E cores are not hyperthreaded, only the P cores are. So 8 P cores = 16 threads + 4x E cores = 20 threads total. In task manager each physical P core sits left of the HT core from core 0, P cores start first, the E cores are always the last in the grid.
 
Worth a watch, Board Lives Matter springs to mind :p

The fact that Asus were shipping to retail channels boards with BIOS versions that were never supposed to leave internal lab testing is eyebrow raising.

 
The Asus promo page simply states 12th gen CPU, makes no mention of it having to be a retail CPU so I can't imagine this being an issue at all. You can buy OEM CPUs as a retail consumer so it is for all intents and purposes no different to buying a retail.
 
^Arctic mounting kit took 3 days for mine to arrive. Comes from Germany.


Quick question for those on Windows 11. What power plan are you on? I used to have it set to Max Performance ever since Win10 but changed to Balanced today and noticed the CPU now downclocks when idle to 500MHz as expected for efficiency. This kind of compliments my previous BIOS setting change to C1E which when enabled, causes coil whine so turning it off as resulted in BIOS level CPU voltage and freq throttling when idle whereas with the Balanced power plan the OS scheduler will do the same job without the sideffect of coil whine.

I ran CPU-Z bench and Cinebench in Balanced and the scores are the same as Max performance so there seems to be no change in system response.

I like this, in Balanced now the CPU normal use temp has dropped to 26 degrees too.
 
Quick update on Lightroom performance now that I have 64GB and have done a bunch of photoshoots.

LTqJiQC.jpg

Import, 1:1 generation and everything else flies for sure, my custom fan curves means the fans aren't whizzing up and down with each set of instructions sent to the CPU either, just a gradual ramp up to mid rpm then back down to idle rpm. Temps remain in the 60s during the ramped up states then back down to 28 or so.

Seems Lightroom makes ample use of RAM if you feed it! I've seen 27GB used by Photoshop alone just opening 3 short videos to export that don't total even a minute together. Crazy but nice to see RAM being utilised. 24GB utilised just importing and generating previews.

This whole system just feels so much more efficient than the 6700K and 32GB RAM I had before. Still on DDR4 3600MHz of course. What a brilliant and relatively cost effective upgrade for power and silent running efficiency. Props to Intel I have to say.
 
Shout out to the peeps who took one for the team buying an 11th gen :D

Hiya, I'm one of yours in a couple of days, I've just bought the "special offer" 10700KF OEM and a ROG Strix A ddr4 from a competitor (was out of stock on the overclokers store).
Gonna use my beloved 2x16gb B-die dual rank 3600 cl16.
Anyone has bought one of these 12700K OEM?
How are they running? Made in?

I have no idea what you just said!
 
There's no difference between OEM and retail other than packaging. There's no heatsink included with retail K/KF now anyway. Asus' website doesn't really state you have to buy a retail CPU either. Can't see it being a problem at all as long as you have the mobo serial number and invoice as proof of purchase of cpu/mobo.
 
12700K looks like it's shaping up to the the best all rounder CPU that has ever hit the market now surely. The all round performance is flagship level, the price is low enough for people to consider it over a 12600K and its efficiency is also excellent. What is there not to like at this point?!

I think between 12600K and 12700K, every single usage case scenario is covered really.
 
Yeah I'm just not enabling XMP tbh as manual settings works perfectly fine so am sticking with that.If/when they sort it then I'll maybe switch it on, but until then manual settings gets the XMP speeds anyway. I believe Kitguru said similar whereby even after XMP profiles on their Asus board detected correct everything, only manually setting the voltage seemed to allow the system to be stable. Clearly XMP profiling is a continued issue for various board makers.

——————

▶ _Short task 1_:
In the CPU discussion, copy the passage that begins with the words containing "The Asus promo" and ends with "Comes from Germany.", without changing anything.
The CPU discussion and the records have no connection to each other.

——————

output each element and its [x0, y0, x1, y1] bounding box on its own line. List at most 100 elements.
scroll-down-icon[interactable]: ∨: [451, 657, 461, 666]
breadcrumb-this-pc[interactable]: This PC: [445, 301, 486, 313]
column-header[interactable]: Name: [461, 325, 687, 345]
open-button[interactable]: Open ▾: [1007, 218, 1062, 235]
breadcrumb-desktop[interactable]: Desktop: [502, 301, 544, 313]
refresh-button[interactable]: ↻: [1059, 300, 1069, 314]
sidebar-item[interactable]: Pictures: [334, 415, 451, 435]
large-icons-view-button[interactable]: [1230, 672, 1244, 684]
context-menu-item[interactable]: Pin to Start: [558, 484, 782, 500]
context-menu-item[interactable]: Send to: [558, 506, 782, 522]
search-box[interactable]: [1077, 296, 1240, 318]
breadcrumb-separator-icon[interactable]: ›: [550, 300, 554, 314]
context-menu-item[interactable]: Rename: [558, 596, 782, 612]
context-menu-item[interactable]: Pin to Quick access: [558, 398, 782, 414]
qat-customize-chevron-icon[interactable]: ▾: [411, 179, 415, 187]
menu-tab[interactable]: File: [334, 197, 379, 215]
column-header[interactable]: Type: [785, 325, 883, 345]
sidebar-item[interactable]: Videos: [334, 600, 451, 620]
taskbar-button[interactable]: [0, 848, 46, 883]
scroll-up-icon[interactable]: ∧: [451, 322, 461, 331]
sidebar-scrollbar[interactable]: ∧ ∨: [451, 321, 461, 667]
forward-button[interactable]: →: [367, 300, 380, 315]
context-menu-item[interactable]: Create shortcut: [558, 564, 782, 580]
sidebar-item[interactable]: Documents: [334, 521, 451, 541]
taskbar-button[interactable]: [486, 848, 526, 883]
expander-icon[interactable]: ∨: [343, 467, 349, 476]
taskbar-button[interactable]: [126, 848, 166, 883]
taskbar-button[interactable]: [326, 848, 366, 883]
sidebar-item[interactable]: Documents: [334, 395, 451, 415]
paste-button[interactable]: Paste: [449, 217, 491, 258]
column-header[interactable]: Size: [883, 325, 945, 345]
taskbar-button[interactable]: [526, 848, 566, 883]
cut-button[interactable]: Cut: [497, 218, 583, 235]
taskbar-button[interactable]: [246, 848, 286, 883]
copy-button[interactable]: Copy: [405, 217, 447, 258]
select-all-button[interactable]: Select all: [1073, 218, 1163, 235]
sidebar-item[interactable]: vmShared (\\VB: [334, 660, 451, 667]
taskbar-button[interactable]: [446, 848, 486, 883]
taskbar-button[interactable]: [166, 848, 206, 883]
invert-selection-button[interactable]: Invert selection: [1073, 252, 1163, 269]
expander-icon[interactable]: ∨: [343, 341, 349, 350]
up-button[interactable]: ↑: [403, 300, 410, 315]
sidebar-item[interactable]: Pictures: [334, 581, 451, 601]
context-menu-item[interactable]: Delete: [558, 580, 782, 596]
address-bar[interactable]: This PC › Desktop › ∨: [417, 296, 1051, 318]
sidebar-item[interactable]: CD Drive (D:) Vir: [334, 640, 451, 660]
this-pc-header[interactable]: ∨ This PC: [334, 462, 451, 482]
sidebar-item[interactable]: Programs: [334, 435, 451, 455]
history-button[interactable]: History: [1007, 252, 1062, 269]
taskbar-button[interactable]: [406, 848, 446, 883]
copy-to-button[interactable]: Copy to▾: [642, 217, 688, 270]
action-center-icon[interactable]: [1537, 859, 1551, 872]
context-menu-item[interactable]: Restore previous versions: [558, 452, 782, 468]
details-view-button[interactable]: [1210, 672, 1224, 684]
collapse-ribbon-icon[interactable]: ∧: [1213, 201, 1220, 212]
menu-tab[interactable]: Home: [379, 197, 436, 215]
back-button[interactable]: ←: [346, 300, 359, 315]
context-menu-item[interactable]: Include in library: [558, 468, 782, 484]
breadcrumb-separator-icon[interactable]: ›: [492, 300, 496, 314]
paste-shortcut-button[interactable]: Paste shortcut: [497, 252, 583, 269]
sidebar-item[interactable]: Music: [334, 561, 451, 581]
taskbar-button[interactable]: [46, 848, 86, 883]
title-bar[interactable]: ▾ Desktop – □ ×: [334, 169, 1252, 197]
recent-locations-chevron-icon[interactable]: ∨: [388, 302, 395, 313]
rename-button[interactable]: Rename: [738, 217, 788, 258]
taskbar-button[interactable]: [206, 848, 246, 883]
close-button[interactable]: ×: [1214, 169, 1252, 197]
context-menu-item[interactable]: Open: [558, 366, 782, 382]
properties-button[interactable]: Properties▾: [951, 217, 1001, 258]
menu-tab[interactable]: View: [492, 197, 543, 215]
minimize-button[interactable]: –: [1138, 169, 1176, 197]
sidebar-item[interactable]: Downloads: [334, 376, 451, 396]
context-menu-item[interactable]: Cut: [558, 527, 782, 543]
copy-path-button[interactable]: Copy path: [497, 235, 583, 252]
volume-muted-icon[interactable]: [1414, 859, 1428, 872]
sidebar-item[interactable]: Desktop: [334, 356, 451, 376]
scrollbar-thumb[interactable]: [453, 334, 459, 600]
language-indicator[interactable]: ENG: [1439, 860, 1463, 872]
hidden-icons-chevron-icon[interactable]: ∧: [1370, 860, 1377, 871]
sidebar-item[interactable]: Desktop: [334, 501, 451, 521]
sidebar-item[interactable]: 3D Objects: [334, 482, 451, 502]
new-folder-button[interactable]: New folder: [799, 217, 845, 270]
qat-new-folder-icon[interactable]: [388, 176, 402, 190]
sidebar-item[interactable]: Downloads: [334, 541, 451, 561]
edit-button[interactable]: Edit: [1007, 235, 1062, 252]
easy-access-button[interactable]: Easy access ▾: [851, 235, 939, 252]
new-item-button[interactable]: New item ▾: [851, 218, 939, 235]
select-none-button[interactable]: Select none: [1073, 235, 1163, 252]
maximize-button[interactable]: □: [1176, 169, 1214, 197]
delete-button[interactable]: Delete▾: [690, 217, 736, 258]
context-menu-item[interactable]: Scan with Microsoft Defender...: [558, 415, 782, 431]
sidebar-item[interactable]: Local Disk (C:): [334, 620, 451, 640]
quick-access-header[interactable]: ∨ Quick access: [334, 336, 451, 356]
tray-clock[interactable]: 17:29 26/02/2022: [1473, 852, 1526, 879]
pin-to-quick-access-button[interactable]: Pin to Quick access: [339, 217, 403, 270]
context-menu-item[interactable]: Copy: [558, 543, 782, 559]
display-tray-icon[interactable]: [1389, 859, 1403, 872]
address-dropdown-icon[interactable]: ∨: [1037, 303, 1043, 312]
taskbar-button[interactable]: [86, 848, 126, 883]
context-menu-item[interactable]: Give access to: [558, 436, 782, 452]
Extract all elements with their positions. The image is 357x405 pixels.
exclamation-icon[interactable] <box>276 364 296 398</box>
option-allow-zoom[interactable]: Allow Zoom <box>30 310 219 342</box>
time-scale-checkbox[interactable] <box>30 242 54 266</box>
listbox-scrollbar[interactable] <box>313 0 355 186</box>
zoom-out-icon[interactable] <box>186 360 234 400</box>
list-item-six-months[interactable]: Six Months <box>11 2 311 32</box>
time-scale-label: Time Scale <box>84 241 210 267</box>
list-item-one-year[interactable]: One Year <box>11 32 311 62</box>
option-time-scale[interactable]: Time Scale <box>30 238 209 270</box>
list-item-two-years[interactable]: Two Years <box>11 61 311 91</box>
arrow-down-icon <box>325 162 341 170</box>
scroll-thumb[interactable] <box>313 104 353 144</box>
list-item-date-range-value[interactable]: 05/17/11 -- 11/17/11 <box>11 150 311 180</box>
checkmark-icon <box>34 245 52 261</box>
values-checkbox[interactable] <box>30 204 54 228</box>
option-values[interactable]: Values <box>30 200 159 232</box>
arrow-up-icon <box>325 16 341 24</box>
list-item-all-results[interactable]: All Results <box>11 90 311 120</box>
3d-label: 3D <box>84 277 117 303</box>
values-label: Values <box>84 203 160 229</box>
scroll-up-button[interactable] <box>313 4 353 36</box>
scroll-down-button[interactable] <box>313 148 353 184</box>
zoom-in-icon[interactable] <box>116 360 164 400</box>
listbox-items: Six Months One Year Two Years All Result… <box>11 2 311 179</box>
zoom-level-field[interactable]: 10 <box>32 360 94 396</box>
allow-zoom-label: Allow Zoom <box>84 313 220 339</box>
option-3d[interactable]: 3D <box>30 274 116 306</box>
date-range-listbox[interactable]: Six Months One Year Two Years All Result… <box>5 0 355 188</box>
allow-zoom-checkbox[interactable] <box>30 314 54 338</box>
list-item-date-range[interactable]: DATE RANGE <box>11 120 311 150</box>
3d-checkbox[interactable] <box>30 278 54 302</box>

——————

▶ _Short task 2_:
Write out the records without changes, starting with their first line and ending with the line containing "paste-button[interactable]: Paste: [449, 217, 491, 258]", and include both of those lines.

▶ _Reply 1_:
The Asus promo page simply states 12th gen CPU, makes no mention of it having to be a retail CPU so I can't imagine this being an issue at all. You can buy OEM CPUs as a retail consumer so it is for all intents and purposes no different to buying a retail.
 
^Arctic mounting kit took 3 days for mine to arrive. Comes from Germany.

▶ _Reply 2_:
output each element and its [x0, y0, x1, y1] bounding box on its own line. List at most 100 elements.
scroll-down-icon[interactable]: ∨: [451, 657, 461, 666]
breadcrumb-this-pc[interactable]: This PC: [445, 301, 486, 313]
column-header[interactable]: Name: [461, 325, 687, 345]
open-button[interactable]: Open ▾: [1007, 218, 1062, 235]
breadcrumb-desktop[interactable]: Desktop: [502, 301, 544, 313]
refresh-button[interactable]: ↻: [1059, 300, 1069, 314]
sidebar-item[interactable]: Pictures: [334, 415, 451, 435]
large-icons-view-button[interactable]: [1230, 672, 1244, 684]
context-menu-item[interactable]: Pin to Start: [558, 484, 782, 500]
context-menu-item[interactable]: Send to: [558, 506, 782, 522]
search-box[interactable]: [1077, 296, 1240, 318]
breadcrumb-separator-icon[interactable]: ›: [550, 300, 554, 314]
context-menu-item[interactable]: Rename: [558, 596, 782, 612]
context-menu-item[interactable]: Pin to Quick access: [558, 398, 782, 414]
qat-customize-chevron-icon[interactable]: ▾: [411, 179, 415, 187]
menu-tab[interactable]: File: [334, 197, 379, 215]
column-header[interactable]: Type: [785, 325, 883, 345]
sidebar-item[interactable]: Videos: [334, 600, 451, 620]
taskbar-button[interactable]: [0, 848, 46, 883]
scroll-up-icon[interactable]: ∧: [451, 322, 461, 331]
sidebar-scrollbar[interactable]: ∧ ∨: [451, 321, 461, 667]
forward-button[interactable]: →: [367, 300, 380, 315]
context-menu-item[interactable]: Create shortcut: [558, 564, 782, 580]
sidebar-item[interactable]: Documents: [334, 521, 451, 541]
taskbar-button[interactable]: [486, 848, 526, 883]
expander-icon[interactable]: ∨: [343, 467, 349, 476]
taskbar-button[interactable]: [126, 848, 166, 883]
taskbar-button[interactable]: [326, 848, 366, 883]
sidebar-item[interactable]: Documents: [334, 395, 451, 415]
paste-button[interactable]: Paste: [449, 217, 491, 258]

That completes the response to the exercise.